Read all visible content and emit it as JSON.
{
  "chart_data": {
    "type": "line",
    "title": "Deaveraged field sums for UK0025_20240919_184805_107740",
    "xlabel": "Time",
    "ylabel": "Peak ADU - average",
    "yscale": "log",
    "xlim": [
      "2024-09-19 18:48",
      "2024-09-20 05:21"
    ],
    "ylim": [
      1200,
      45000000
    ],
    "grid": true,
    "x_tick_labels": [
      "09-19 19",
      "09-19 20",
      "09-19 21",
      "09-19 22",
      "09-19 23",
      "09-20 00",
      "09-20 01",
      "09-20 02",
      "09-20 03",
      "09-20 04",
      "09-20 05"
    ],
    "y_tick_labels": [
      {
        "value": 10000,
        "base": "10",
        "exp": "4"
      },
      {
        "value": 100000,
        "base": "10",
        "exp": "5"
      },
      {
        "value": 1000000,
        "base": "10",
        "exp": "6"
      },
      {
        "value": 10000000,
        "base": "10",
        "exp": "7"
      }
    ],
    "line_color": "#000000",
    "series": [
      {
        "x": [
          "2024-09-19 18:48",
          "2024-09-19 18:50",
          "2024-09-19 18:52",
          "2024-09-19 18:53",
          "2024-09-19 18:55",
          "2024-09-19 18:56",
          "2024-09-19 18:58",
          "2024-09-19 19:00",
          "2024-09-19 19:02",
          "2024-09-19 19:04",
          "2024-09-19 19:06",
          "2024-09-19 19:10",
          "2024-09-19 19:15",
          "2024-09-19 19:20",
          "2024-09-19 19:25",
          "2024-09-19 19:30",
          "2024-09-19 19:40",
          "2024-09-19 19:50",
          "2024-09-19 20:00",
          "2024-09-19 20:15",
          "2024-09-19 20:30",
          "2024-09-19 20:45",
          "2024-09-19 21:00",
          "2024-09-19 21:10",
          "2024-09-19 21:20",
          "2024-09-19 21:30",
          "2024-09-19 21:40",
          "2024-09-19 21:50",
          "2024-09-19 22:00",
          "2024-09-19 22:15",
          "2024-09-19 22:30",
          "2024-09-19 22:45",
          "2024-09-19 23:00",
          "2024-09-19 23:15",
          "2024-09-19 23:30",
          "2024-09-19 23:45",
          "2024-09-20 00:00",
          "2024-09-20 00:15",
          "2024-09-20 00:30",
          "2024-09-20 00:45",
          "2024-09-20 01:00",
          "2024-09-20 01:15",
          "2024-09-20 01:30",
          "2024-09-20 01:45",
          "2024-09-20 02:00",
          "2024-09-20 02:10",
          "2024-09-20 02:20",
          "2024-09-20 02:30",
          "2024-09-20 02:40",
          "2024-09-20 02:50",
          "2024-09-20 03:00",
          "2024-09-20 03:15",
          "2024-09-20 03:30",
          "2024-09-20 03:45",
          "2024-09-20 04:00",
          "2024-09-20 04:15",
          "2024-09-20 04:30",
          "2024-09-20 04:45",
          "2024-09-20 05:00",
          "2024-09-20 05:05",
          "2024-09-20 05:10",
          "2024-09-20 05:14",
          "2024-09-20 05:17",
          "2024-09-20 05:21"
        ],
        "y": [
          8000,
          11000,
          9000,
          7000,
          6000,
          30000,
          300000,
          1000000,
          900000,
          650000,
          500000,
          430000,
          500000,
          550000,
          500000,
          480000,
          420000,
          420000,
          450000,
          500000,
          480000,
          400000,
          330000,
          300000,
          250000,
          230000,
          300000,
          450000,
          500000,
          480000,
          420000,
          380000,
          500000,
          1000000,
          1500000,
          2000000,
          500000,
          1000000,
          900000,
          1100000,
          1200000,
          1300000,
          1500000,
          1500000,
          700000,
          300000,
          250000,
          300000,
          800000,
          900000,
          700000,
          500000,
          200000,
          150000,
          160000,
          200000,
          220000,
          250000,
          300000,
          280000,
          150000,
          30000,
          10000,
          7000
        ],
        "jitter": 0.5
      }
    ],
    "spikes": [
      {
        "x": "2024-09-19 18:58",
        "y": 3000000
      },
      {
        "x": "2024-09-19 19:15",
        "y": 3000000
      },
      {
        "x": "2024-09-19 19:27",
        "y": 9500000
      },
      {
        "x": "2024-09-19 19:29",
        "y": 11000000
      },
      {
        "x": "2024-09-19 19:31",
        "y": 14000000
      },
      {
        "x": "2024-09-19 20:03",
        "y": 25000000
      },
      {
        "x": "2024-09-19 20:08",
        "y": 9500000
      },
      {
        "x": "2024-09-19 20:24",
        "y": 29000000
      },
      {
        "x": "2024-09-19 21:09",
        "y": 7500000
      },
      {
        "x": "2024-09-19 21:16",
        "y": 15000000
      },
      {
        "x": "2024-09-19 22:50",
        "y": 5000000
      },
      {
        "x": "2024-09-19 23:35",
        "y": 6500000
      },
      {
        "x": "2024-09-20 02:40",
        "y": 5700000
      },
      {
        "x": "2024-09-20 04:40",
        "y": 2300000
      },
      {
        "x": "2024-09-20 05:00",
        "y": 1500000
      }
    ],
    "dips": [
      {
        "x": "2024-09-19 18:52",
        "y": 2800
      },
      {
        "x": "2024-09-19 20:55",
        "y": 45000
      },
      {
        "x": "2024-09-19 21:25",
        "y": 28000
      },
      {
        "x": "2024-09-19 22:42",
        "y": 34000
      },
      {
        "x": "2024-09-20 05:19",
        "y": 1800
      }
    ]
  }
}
------------------------------------------------------------
Gather all lines where the word "value" appears.

        "value": 10000,
        "value": 100000,
        "value": 1000000,
        "value": 10000000,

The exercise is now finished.